--- WHAT TO WORK ON ---
Show all lines holding the string "true".

--- GIVEN INFORMATION ---
::::::

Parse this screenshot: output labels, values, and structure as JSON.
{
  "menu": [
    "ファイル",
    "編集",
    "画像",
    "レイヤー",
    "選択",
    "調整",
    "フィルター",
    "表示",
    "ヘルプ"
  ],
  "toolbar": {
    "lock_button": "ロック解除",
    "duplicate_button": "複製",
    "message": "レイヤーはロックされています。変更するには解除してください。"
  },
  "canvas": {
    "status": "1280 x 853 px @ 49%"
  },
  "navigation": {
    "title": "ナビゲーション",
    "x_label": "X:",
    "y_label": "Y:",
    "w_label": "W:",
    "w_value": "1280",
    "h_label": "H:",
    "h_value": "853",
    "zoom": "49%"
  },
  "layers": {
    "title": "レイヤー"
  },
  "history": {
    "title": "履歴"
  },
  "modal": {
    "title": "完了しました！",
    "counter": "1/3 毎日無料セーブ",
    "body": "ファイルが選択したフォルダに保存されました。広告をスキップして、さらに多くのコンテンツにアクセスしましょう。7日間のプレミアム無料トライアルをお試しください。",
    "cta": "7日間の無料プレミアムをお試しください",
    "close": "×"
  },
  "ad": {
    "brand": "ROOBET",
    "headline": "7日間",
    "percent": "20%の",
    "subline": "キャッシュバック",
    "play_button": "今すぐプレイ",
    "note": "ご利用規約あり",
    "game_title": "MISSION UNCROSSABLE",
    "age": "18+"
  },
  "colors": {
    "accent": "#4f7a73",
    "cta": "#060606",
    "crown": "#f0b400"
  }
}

::::::

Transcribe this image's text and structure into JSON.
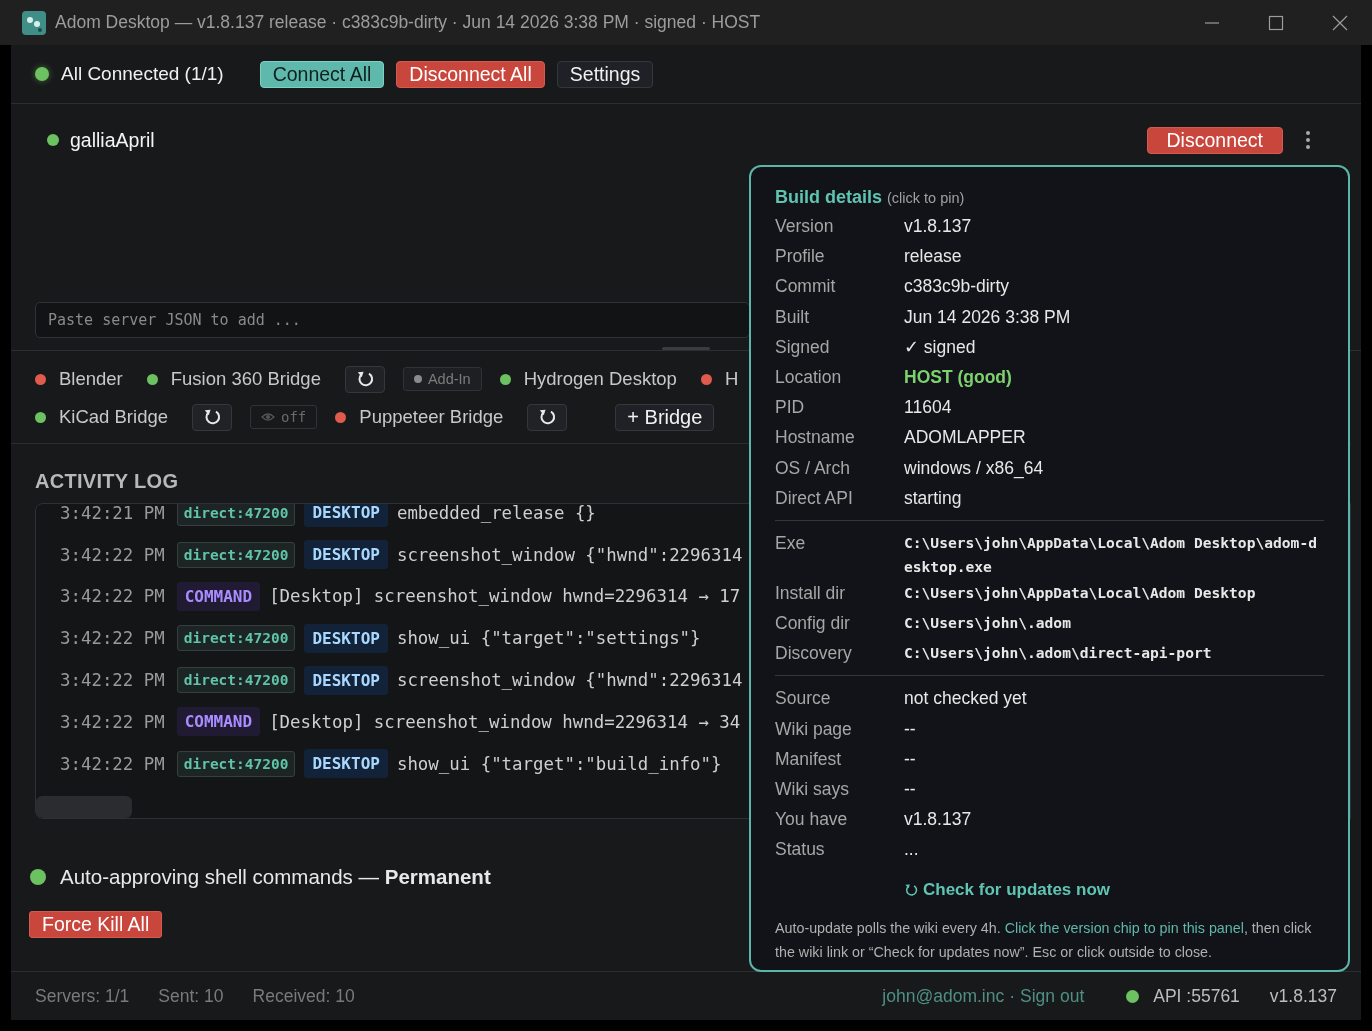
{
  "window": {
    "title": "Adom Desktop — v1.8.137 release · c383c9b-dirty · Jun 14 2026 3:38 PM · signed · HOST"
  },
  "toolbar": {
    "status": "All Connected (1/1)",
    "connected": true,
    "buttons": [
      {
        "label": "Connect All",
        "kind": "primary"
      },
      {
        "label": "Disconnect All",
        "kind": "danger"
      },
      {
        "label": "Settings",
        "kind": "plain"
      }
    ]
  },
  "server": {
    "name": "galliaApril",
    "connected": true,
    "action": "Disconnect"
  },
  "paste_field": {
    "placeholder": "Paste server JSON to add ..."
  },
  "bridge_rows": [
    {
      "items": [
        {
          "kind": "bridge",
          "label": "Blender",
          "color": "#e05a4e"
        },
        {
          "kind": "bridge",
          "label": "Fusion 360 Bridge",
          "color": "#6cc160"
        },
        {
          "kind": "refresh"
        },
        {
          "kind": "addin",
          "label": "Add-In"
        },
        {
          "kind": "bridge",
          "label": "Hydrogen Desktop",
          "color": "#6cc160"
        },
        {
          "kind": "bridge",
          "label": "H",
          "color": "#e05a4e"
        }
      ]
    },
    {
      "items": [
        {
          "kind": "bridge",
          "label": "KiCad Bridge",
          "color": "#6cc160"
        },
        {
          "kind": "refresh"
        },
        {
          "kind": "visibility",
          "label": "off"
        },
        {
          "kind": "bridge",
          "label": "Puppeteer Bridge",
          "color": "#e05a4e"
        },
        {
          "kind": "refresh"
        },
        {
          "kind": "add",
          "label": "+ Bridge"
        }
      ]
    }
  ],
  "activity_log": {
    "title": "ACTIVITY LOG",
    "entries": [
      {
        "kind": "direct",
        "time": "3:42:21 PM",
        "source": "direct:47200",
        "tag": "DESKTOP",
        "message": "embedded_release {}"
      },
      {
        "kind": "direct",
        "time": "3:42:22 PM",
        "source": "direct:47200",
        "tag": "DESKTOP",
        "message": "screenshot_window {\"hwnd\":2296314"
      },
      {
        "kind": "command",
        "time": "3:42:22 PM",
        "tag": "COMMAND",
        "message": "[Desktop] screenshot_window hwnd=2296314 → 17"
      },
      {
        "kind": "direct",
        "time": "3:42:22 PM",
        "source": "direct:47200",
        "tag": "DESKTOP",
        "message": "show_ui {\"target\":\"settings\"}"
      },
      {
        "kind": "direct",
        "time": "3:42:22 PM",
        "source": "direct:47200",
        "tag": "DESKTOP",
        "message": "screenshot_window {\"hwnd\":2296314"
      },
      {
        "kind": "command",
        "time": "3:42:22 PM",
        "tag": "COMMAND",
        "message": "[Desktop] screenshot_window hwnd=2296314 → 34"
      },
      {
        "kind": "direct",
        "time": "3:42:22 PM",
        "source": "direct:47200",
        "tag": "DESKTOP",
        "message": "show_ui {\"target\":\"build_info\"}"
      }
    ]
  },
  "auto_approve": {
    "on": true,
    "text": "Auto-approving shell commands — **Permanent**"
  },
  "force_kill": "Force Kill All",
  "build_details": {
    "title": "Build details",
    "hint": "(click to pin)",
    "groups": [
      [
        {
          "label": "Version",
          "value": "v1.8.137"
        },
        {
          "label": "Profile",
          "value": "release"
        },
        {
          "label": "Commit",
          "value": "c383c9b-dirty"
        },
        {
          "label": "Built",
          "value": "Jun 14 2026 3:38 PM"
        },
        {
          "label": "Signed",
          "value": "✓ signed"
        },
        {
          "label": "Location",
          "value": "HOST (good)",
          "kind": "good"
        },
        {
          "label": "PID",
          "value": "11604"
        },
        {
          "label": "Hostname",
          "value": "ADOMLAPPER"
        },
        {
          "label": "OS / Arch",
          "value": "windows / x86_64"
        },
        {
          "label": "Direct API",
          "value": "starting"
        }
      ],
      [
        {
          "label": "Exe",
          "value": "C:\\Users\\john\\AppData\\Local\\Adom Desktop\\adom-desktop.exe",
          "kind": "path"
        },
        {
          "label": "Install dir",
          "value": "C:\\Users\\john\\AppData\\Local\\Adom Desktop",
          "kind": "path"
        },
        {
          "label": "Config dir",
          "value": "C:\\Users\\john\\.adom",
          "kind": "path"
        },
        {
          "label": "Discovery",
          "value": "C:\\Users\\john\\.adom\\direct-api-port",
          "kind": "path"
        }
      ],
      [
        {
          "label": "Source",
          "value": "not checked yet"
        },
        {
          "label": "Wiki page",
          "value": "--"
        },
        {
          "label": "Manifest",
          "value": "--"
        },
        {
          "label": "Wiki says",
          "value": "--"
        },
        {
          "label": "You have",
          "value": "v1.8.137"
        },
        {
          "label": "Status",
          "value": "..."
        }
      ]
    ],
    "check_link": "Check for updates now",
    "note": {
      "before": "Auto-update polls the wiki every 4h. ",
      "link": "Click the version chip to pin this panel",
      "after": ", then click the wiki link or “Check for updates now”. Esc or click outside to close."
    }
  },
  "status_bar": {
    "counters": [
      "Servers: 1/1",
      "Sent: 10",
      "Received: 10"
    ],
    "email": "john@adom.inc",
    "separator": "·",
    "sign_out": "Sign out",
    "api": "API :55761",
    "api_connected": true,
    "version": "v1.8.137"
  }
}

::::::

--- CORRECT RESPONSE ---
    "connected": true,
    "connected": true,
    "on": true,
    "api_connected": true,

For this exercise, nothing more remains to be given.